=== Problem ===
Output only the lines that run from the line holding "Give me the" to the end of the entries, both ends included, and skip the pictures.

── Extracted information ──

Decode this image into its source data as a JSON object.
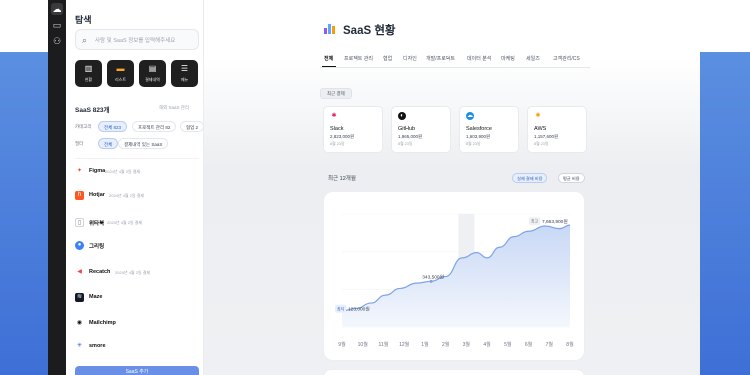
{
  "sidebar": {
    "title": "탐색",
    "search_placeholder": "사람 및 SaaS 정보를 입력해주세요",
    "quick_actions": [
      {
        "label": "현황",
        "icon": "chart-icon"
      },
      {
        "label": "리스트",
        "icon": "folder-icon"
      },
      {
        "label": "결제내역",
        "icon": "receipt-icon"
      },
      {
        "label": "메뉴",
        "icon": "menu-icon"
      }
    ],
    "count_label": "SaaS 823개",
    "count_right": "해외 SaaS 관리",
    "filters": {
      "category_label": "카테고리",
      "category_chips": [
        "전체 823",
        "프로젝트 관리 82",
        "협업 2"
      ],
      "status_label": "필터",
      "status_chips": [
        "전체",
        "결제내역 있는 SaaS"
      ]
    },
    "apps": [
      {
        "name": "Figma",
        "date": "2024년 4월 2일 결제",
        "icon_color": "#f24e1e",
        "glyph": "F"
      },
      {
        "name": "Hotjar",
        "date": "2024년 4월 2일 결제",
        "icon_color": "#ff3c00",
        "glyph": "h"
      },
      {
        "name": "위타북",
        "date": "2024년 4월 2일 결제",
        "icon_color": "#ffffff",
        "glyph": "📄"
      },
      {
        "name": "그리팅",
        "date": "",
        "icon_color": "#3b82f6",
        "glyph": "●"
      },
      {
        "name": "Recatch",
        "date": "2024년 4월 2일 결제",
        "icon_color": "#ef4444",
        "glyph": "▶"
      },
      {
        "name": "Maze",
        "date": "",
        "icon_color": "#111827",
        "glyph": "≋"
      },
      {
        "name": "Mailchimp",
        "date": "",
        "icon_color": "#111111",
        "glyph": "◉"
      },
      {
        "name": "smore",
        "date": "",
        "icon_color": "#3b5bdb",
        "glyph": "✳"
      }
    ],
    "cta_label": "SaaS 추가"
  },
  "main": {
    "title": "SaaS 현황",
    "tabs": [
      "전체",
      "프로젝트 관리",
      "협업",
      "디자인",
      "개발/프로덕트",
      "데이터 분석",
      "마케팅",
      "세일즈",
      "고객관리/CS"
    ],
    "recent_label": "최근 결제",
    "cards": [
      {
        "name": "Slack",
        "amount": "2,823,000원",
        "sub": "8월 23일",
        "icon": "slack-icon",
        "color": "#e01e5a"
      },
      {
        "name": "GitHub",
        "amount": "1,965,000원",
        "sub": "8월 23일",
        "icon": "github-icon",
        "color": "#111111"
      },
      {
        "name": "Salesforce",
        "amount": "1,603,900원",
        "sub": "8월 23일",
        "icon": "salesforce-icon",
        "color": "#1d8ee0"
      },
      {
        "name": "AWS",
        "amount": "1,157,600원",
        "sub": "8월 23일",
        "icon": "aws-icon",
        "color": "#ff9900"
      }
    ],
    "chart_title": "최근 12개월",
    "toggle_on": "실제 결제 비용",
    "toggle_off": "평균 비용"
  },
  "chart_data": {
    "type": "area",
    "x": [
      "9월",
      "10월",
      "11월",
      "12월",
      "1월",
      "2월",
      "3월",
      "4월",
      "5월",
      "6월",
      "7월",
      "8월"
    ],
    "values": [
      123000,
      140000,
      180000,
      240000,
      290000,
      330000,
      343500,
      380000,
      520000,
      560000,
      520000,
      600000,
      680000,
      720000,
      760000,
      740000,
      766390
    ],
    "x_values": [
      0,
      0.7,
      1.4,
      2.1,
      2.8,
      3.6,
      4.3,
      5.0,
      5.8,
      6.5,
      7.0,
      7.6,
      8.3,
      9.0,
      9.8,
      10.5,
      11.0
    ],
    "annotations": [
      {
        "label": "최저",
        "value": "123,000원"
      },
      {
        "label": "",
        "value": "343,500원"
      },
      {
        "label": "최고",
        "value": "7,663,900원"
      }
    ],
    "highlight_month": "3월",
    "ylim": [
      0,
      850000
    ],
    "colors": {
      "line": "#7ea3e9",
      "fill_top": "#c8d8f5",
      "fill_bottom": "#f4f7fd"
    }
  }
}
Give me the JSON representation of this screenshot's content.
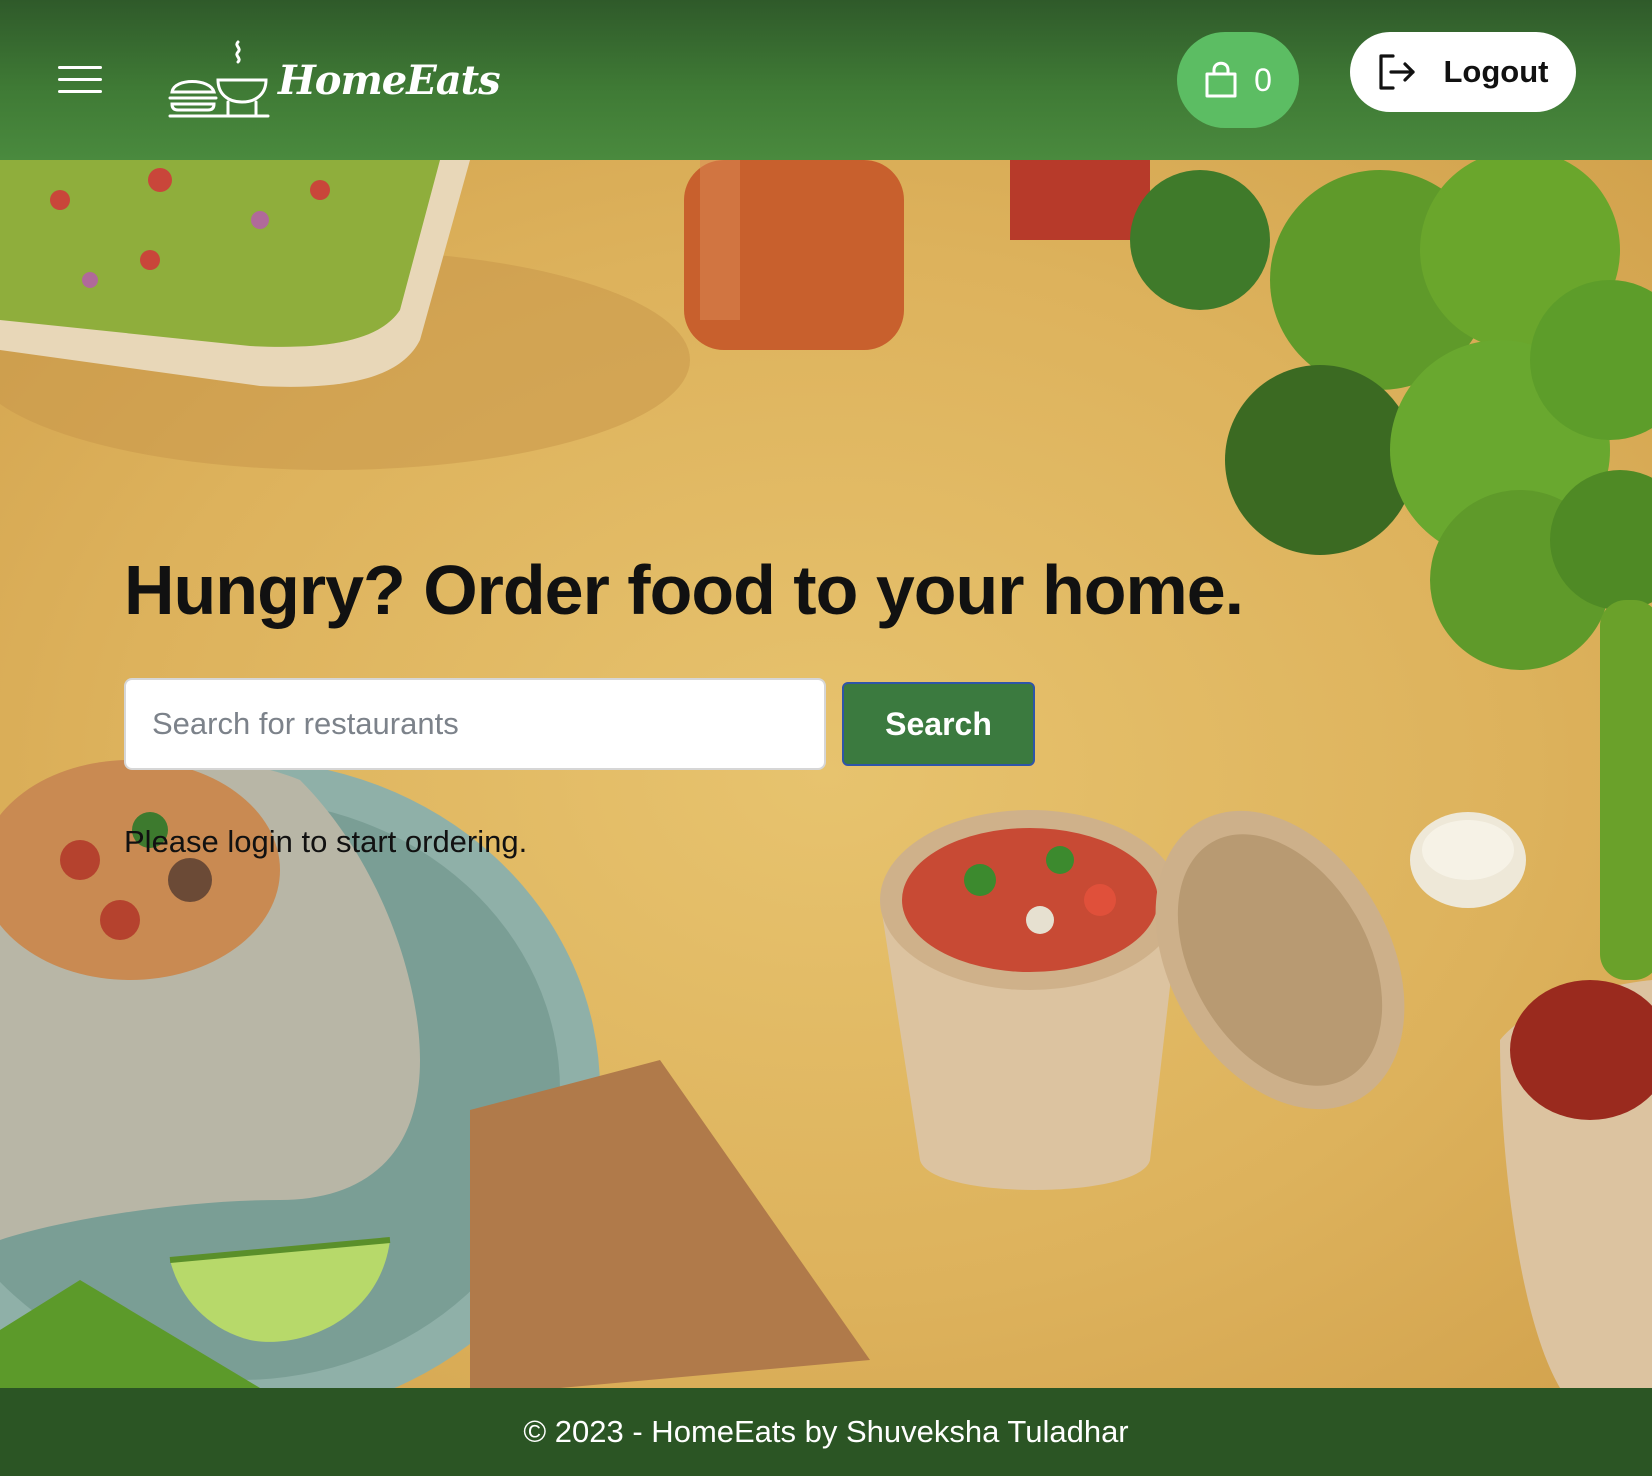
{
  "header": {
    "brand_name": "HomeEats",
    "cart_count": "0",
    "logout_label": "Logout"
  },
  "hero": {
    "title": "Hungry? Order food to your home.",
    "search_placeholder": "Search for restaurants",
    "search_button": "Search",
    "login_message": "Please login to start ordering."
  },
  "footer": {
    "text": "© 2023 - HomeEats by Shuveksha Tuladhar"
  },
  "colors": {
    "header_green": "#3f7a35",
    "cart_green": "#5cbd63",
    "search_button": "#3b7a3f",
    "footer_green": "#2b5524"
  },
  "icons": [
    "menu-icon",
    "logo-icon",
    "shopping-bag-icon",
    "logout-icon"
  ]
}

───

=== Exercise solution ===
Give me the JSON representation of this screenshot's content.
{
  "header": {
    "brand_name": "HomeEats",
    "cart_count": "0",
    "logout_label": "Logout"
  },
  "hero": {
    "title": "Hungry? Order food to your home.",
    "search_placeholder": "Search for restaurants",
    "search_button": "Search",
    "login_message": "Please login to start ordering."
  },
  "footer": {
    "text": "© 2023 - HomeEats by Shuveksha Tuladhar"
  },
  "colors": {
    "header_green": "#3f7a35",
    "cart_green": "#5cbd63",
    "search_button": "#3b7a3f",
    "footer_green": "#2b5524"
  },
  "icons": [
    "menu-icon",
    "logo-icon",
    "shopping-bag-icon",
    "logout-icon"
  ]
}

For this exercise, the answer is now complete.